**Data listing**
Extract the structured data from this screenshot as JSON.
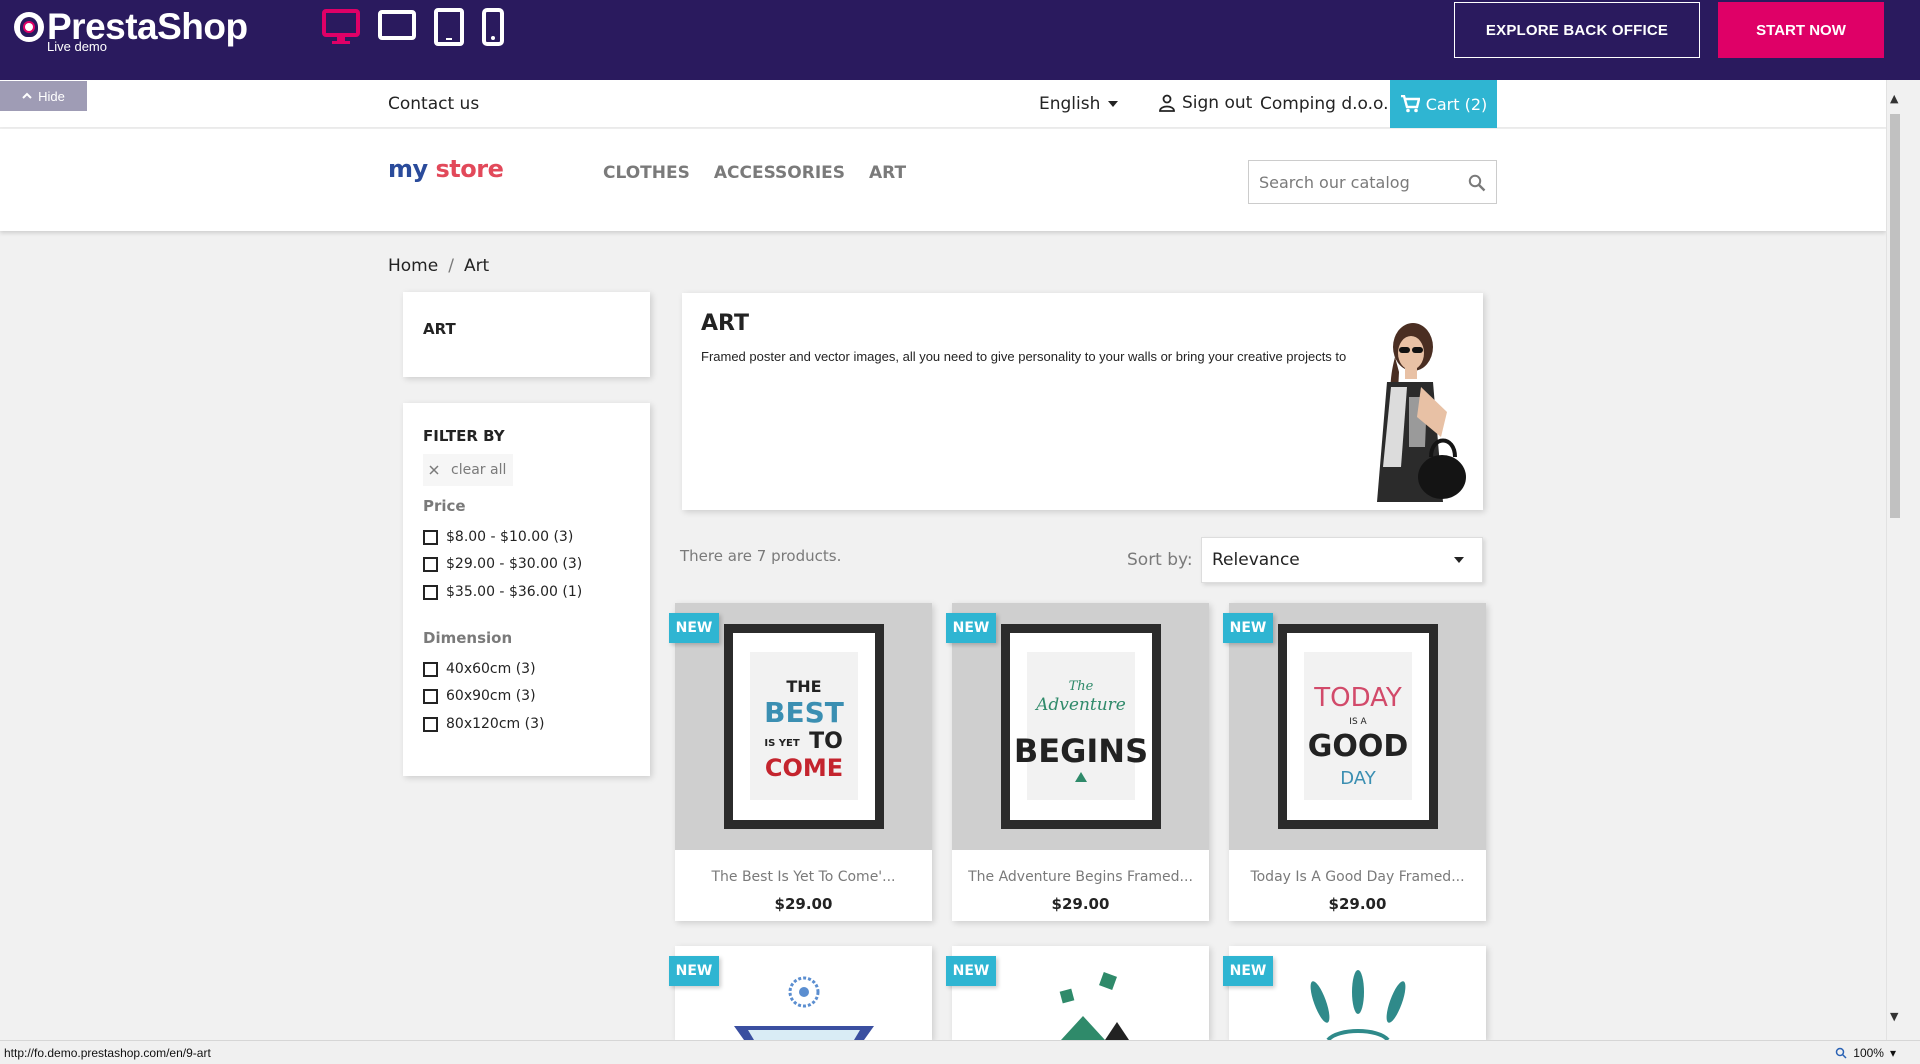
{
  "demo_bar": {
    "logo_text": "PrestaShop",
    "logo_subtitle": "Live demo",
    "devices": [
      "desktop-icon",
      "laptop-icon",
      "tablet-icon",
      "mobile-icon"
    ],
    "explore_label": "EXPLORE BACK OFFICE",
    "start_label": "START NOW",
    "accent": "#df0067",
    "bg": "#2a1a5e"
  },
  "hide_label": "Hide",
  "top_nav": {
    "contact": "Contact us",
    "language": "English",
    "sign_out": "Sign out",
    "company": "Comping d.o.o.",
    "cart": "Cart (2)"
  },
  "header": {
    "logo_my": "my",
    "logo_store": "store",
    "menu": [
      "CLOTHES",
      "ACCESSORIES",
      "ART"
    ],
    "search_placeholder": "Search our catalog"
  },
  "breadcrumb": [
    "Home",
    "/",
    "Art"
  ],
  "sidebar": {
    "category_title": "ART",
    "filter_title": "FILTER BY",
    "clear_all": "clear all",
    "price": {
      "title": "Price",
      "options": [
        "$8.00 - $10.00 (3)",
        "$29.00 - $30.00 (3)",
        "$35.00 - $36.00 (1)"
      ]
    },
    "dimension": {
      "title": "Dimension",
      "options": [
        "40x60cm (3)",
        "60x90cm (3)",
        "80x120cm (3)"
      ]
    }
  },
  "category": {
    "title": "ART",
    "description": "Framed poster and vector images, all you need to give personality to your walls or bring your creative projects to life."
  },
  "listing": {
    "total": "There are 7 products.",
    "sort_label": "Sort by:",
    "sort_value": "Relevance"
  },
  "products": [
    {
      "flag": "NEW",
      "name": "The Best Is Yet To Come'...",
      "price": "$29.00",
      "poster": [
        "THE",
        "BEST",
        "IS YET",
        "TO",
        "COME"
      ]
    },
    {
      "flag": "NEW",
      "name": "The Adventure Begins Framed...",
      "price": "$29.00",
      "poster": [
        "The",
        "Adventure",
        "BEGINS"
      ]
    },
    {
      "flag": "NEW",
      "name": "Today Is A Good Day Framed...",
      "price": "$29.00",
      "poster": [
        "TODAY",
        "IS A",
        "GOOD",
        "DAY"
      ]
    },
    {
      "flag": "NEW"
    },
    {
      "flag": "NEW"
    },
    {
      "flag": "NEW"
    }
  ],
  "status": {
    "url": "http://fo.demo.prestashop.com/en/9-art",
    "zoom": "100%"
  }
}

**Do this**
Copy everything in the records above except the pictures, exactly as written.

**Written answer**
Extract the structured data from this screenshot as JSON.
{
  "demo_bar": {
    "logo_text": "PrestaShop",
    "logo_subtitle": "Live demo",
    "devices": [
      "desktop-icon",
      "laptop-icon",
      "tablet-icon",
      "mobile-icon"
    ],
    "explore_label": "EXPLORE BACK OFFICE",
    "start_label": "START NOW",
    "accent": "#df0067",
    "bg": "#2a1a5e"
  },
  "hide_label": "Hide",
  "top_nav": {
    "contact": "Contact us",
    "language": "English",
    "sign_out": "Sign out",
    "company": "Comping d.o.o.",
    "cart": "Cart (2)"
  },
  "header": {
    "logo_my": "my",
    "logo_store": "store",
    "menu": [
      "CLOTHES",
      "ACCESSORIES",
      "ART"
    ],
    "search_placeholder": "Search our catalog"
  },
  "breadcrumb": [
    "Home",
    "/",
    "Art"
  ],
  "sidebar": {
    "category_title": "ART",
    "filter_title": "FILTER BY",
    "clear_all": "clear all",
    "price": {
      "title": "Price",
      "options": [
        "$8.00 - $10.00 (3)",
        "$29.00 - $30.00 (3)",
        "$35.00 - $36.00 (1)"
      ]
    },
    "dimension": {
      "title": "Dimension",
      "options": [
        "40x60cm (3)",
        "60x90cm (3)",
        "80x120cm (3)"
      ]
    }
  },
  "category": {
    "title": "ART",
    "description": "Framed poster and vector images, all you need to give personality to your walls or bring your creative projects to life."
  },
  "listing": {
    "total": "There are 7 products.",
    "sort_label": "Sort by:",
    "sort_value": "Relevance"
  },
  "products": [
    {
      "flag": "NEW",
      "name": "The Best Is Yet To Come'...",
      "price": "$29.00",
      "poster": [
        "THE",
        "BEST",
        "IS YET",
        "TO",
        "COME"
      ]
    },
    {
      "flag": "NEW",
      "name": "The Adventure Begins Framed...",
      "price": "$29.00",
      "poster": [
        "The",
        "Adventure",
        "BEGINS"
      ]
    },
    {
      "flag": "NEW",
      "name": "Today Is A Good Day Framed...",
      "price": "$29.00",
      "poster": [
        "TODAY",
        "IS A",
        "GOOD",
        "DAY"
      ]
    },
    {
      "flag": "NEW"
    },
    {
      "flag": "NEW"
    },
    {
      "flag": "NEW"
    }
  ],
  "status": {
    "url": "http://fo.demo.prestashop.com/en/9-art",
    "zoom": "100%"
  }
}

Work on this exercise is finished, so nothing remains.